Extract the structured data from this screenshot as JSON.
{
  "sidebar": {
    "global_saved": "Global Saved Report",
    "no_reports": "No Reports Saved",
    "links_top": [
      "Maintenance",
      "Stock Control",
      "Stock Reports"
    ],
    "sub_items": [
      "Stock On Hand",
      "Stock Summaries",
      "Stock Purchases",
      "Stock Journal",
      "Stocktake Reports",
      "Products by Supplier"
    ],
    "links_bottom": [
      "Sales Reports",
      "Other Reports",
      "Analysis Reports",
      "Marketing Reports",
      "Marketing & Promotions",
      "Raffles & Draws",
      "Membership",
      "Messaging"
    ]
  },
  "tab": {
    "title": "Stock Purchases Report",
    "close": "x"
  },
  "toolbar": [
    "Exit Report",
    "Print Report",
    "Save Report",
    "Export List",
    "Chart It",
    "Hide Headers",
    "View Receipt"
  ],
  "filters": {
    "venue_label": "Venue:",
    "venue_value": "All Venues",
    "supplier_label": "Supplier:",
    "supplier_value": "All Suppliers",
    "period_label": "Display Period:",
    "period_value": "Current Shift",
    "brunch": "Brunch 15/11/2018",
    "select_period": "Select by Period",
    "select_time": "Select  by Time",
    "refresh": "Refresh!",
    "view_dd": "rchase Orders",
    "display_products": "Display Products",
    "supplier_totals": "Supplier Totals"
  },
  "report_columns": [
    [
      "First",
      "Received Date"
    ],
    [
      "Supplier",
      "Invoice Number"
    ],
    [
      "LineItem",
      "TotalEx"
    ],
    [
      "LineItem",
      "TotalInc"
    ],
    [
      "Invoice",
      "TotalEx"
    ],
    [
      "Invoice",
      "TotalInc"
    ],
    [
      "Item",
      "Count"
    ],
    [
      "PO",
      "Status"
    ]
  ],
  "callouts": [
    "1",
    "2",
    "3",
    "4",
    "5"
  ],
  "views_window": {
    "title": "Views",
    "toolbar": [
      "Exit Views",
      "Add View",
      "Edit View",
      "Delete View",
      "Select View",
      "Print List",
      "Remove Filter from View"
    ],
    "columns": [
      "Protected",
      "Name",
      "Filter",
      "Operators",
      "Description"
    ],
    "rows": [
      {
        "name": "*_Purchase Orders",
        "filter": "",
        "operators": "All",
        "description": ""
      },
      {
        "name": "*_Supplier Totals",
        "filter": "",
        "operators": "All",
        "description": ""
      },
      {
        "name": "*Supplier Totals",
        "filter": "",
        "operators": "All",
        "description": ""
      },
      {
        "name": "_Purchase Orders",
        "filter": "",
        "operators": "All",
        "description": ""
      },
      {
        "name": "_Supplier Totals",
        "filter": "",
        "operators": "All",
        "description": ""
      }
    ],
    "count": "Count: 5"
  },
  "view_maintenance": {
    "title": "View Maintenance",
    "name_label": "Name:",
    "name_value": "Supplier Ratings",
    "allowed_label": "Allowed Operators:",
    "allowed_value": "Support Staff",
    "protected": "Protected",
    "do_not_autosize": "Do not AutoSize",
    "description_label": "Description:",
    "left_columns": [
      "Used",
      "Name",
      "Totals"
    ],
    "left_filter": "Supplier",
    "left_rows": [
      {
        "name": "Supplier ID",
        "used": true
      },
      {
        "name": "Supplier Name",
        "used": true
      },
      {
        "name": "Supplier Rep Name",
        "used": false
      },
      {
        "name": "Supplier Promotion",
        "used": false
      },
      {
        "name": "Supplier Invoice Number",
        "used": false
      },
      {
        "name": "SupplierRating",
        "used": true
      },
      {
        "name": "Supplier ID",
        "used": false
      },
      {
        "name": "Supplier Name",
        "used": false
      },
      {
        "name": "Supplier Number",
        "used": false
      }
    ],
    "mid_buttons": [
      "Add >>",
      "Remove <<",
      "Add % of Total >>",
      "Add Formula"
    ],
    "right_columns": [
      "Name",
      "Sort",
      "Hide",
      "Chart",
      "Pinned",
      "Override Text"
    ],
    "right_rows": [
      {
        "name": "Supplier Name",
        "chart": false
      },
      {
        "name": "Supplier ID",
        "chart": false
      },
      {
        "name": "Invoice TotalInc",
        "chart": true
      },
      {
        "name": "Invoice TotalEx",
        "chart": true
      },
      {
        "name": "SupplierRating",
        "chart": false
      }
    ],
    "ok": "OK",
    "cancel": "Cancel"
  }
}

•••••

» **What is expected**
From the data above, extract every line in its exact form.

» **Answer to the task**
Extract the structured data from this screenshot as JSON.
{
  "sidebar": {
    "global_saved": "Global Saved Report",
    "no_reports": "No Reports Saved",
    "links_top": [
      "Maintenance",
      "Stock Control",
      "Stock Reports"
    ],
    "sub_items": [
      "Stock On Hand",
      "Stock Summaries",
      "Stock Purchases",
      "Stock Journal",
      "Stocktake Reports",
      "Products by Supplier"
    ],
    "links_bottom": [
      "Sales Reports",
      "Other Reports",
      "Analysis Reports",
      "Marketing Reports",
      "Marketing & Promotions",
      "Raffles & Draws",
      "Membership",
      "Messaging"
    ]
  },
  "tab": {
    "title": "Stock Purchases Report",
    "close": "x"
  },
  "toolbar": [
    "Exit Report",
    "Print Report",
    "Save Report",
    "Export List",
    "Chart It",
    "Hide Headers",
    "View Receipt"
  ],
  "filters": {
    "venue_label": "Venue:",
    "venue_value": "All Venues",
    "supplier_label": "Supplier:",
    "supplier_value": "All Suppliers",
    "period_label": "Display Period:",
    "period_value": "Current Shift",
    "brunch": "Brunch 15/11/2018",
    "select_period": "Select by Period",
    "select_time": "Select  by Time",
    "refresh": "Refresh!",
    "view_dd": "rchase Orders",
    "display_products": "Display Products",
    "supplier_totals": "Supplier Totals"
  },
  "report_columns": [
    [
      "First",
      "Received Date"
    ],
    [
      "Supplier",
      "Invoice Number"
    ],
    [
      "LineItem",
      "TotalEx"
    ],
    [
      "LineItem",
      "TotalInc"
    ],
    [
      "Invoice",
      "TotalEx"
    ],
    [
      "Invoice",
      "TotalInc"
    ],
    [
      "Item",
      "Count"
    ],
    [
      "PO",
      "Status"
    ]
  ],
  "callouts": [
    "1",
    "2",
    "3",
    "4",
    "5"
  ],
  "views_window": {
    "title": "Views",
    "toolbar": [
      "Exit Views",
      "Add View",
      "Edit View",
      "Delete View",
      "Select View",
      "Print List",
      "Remove Filter from View"
    ],
    "columns": [
      "Protected",
      "Name",
      "Filter",
      "Operators",
      "Description"
    ],
    "rows": [
      {
        "name": "*_Purchase Orders",
        "filter": "",
        "operators": "All",
        "description": ""
      },
      {
        "name": "*_Supplier Totals",
        "filter": "",
        "operators": "All",
        "description": ""
      },
      {
        "name": "*Supplier Totals",
        "filter": "",
        "operators": "All",
        "description": ""
      },
      {
        "name": "_Purchase Orders",
        "filter": "",
        "operators": "All",
        "description": ""
      },
      {
        "name": "_Supplier Totals",
        "filter": "",
        "operators": "All",
        "description": ""
      }
    ],
    "count": "Count: 5"
  },
  "view_maintenance": {
    "title": "View Maintenance",
    "name_label": "Name:",
    "name_value": "Supplier Ratings",
    "allowed_label": "Allowed Operators:",
    "allowed_value": "Support Staff",
    "protected": "Protected",
    "do_not_autosize": "Do not AutoSize",
    "description_label": "Description:",
    "left_columns": [
      "Used",
      "Name",
      "Totals"
    ],
    "left_filter": "Supplier",
    "left_rows": [
      {
        "name": "Supplier ID",
        "used": true
      },
      {
        "name": "Supplier Name",
        "used": true
      },
      {
        "name": "Supplier Rep Name",
        "used": false
      },
      {
        "name": "Supplier Promotion",
        "used": false
      },
      {
        "name": "Supplier Invoice Number",
        "used": false
      },
      {
        "name": "SupplierRating",
        "used": true
      },
      {
        "name": "Supplier ID",
        "used": false
      },
      {
        "name": "Supplier Name",
        "used": false
      },
      {
        "name": "Supplier Number",
        "used": false
      }
    ],
    "mid_buttons": [
      "Add >>",
      "Remove <<",
      "Add % of Total >>",
      "Add Formula"
    ],
    "right_columns": [
      "Name",
      "Sort",
      "Hide",
      "Chart",
      "Pinned",
      "Override Text"
    ],
    "right_rows": [
      {
        "name": "Supplier Name",
        "chart": false
      },
      {
        "name": "Supplier ID",
        "chart": false
      },
      {
        "name": "Invoice TotalInc",
        "chart": true
      },
      {
        "name": "Invoice TotalEx",
        "chart": true
      },
      {
        "name": "SupplierRating",
        "chart": false
      }
    ],
    "ok": "OK",
    "cancel": "Cancel"
  }
}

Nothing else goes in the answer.